=== Material for this exercise ===

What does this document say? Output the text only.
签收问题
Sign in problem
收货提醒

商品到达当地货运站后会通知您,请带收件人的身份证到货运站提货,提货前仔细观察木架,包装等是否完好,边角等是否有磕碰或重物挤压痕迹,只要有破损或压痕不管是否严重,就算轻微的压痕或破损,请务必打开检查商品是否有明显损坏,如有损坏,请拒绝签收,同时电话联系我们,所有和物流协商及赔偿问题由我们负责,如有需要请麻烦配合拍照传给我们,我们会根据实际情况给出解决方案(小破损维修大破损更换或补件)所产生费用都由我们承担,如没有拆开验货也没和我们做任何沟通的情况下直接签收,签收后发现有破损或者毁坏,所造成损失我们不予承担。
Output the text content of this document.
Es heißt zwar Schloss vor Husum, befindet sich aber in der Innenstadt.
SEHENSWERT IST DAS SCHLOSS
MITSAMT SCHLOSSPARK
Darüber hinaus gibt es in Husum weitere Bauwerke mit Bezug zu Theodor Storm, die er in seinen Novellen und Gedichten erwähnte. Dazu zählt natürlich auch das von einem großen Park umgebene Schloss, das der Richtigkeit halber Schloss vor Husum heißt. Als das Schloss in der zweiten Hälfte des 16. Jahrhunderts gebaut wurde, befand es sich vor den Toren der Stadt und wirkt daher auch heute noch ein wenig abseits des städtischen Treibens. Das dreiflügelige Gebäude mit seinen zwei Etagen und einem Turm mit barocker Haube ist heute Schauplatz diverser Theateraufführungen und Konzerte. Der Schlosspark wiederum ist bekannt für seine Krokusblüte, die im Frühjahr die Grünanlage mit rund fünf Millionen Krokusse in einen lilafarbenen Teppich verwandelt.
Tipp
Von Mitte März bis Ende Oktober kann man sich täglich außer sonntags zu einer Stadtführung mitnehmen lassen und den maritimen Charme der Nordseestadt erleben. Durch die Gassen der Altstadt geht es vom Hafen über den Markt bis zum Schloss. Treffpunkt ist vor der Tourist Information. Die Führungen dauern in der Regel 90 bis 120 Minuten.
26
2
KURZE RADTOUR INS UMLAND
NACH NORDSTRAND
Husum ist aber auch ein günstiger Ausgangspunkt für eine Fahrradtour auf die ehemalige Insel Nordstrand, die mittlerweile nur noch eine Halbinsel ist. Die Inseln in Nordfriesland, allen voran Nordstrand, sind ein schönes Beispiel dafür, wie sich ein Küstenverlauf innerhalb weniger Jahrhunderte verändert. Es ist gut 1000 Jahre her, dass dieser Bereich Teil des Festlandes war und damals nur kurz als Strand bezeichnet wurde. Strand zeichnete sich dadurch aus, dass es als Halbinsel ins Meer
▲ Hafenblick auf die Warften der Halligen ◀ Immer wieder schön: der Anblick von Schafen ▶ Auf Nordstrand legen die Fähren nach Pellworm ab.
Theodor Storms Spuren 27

===

### Exercise instructions
Copy the material above, line for line.

### Answer to this task
What does this document say? Output the text only.
签收问题
Sign in problem
收货提醒

商品到达当地货运站后会通知您,请带收件人的身份证到货运站提货,提货前仔细观察木架,包装等是否完好,边角等是否有磕碰或重物挤压痕迹,只要有破损或压痕不管是否严重,就算轻微的压痕或破损,请务必打开检查商品是否有明显损坏,如有损坏,请拒绝签收,同时电话联系我们,所有和物流协商及赔偿问题由我们负责,如有需要请麻烦配合拍照传给我们,我们会根据实际情况给出解决方案(小破损维修大破损更换或补件)所产生费用都由我们承担,如没有拆开验货也没和我们做任何沟通的情况下直接签收,签收后发现有破损或者毁坏,所造成损失我们不予承担。
Output the text content of this document.
Es heißt zwar Schloss vor Husum, befindet sich aber in der Innenstadt.
SEHENSWERT IST DAS SCHLOSS
MITSAMT SCHLOSSPARK
Darüber hinaus gibt es in Husum weitere Bauwerke mit Bezug zu Theodor Storm, die er in seinen Novellen und Gedichten erwähnte. Dazu zählt natürlich auch das von einem großen Park umgebene Schloss, das der Richtigkeit halber Schloss vor Husum heißt. Als das Schloss in der zweiten Hälfte des 16. Jahrhunderts gebaut wurde, befand es sich vor den Toren der Stadt und wirkt daher auch heute noch ein wenig abseits des städtischen Treibens. Das dreiflügelige Gebäude mit seinen zwei Etagen und einem Turm mit barocker Haube ist heute Schauplatz diverser Theateraufführungen und Konzerte. Der Schlosspark wiederum ist bekannt für seine Krokusblüte, die im Frühjahr die Grünanlage mit rund fünf Millionen Krokusse in einen lilafarbenen Teppich verwandelt.
Tipp
Von Mitte März bis Ende Oktober kann man sich täglich außer sonntags zu einer Stadtführung mitnehmen lassen und den maritimen Charme der Nordseestadt erleben. Durch die Gassen der Altstadt geht es vom Hafen über den Markt bis zum Schloss. Treffpunkt ist vor der Tourist Information. Die Führungen dauern in der Regel 90 bis 120 Minuten.
26
2
KURZE RADTOUR INS UMLAND
NACH NORDSTRAND
Husum ist aber auch ein günstiger Ausgangspunkt für eine Fahrradtour auf die ehemalige Insel Nordstrand, die mittlerweile nur noch eine Halbinsel ist. Die Inseln in Nordfriesland, allen voran Nordstrand, sind ein schönes Beispiel dafür, wie sich ein Küstenverlauf innerhalb weniger Jahrhunderte verändert. Es ist gut 1000 Jahre her, dass dieser Bereich Teil des Festlandes war und damals nur kurz als Strand bezeichnet wurde. Strand zeichnete sich dadurch aus, dass es als Halbinsel ins Meer
▲ Hafenblick auf die Warften der Halligen ◀ Immer wieder schön: der Anblick von Schafen ▶ Auf Nordstrand legen die Fähren nach Pellworm ab.
Theodor Storms Spuren 27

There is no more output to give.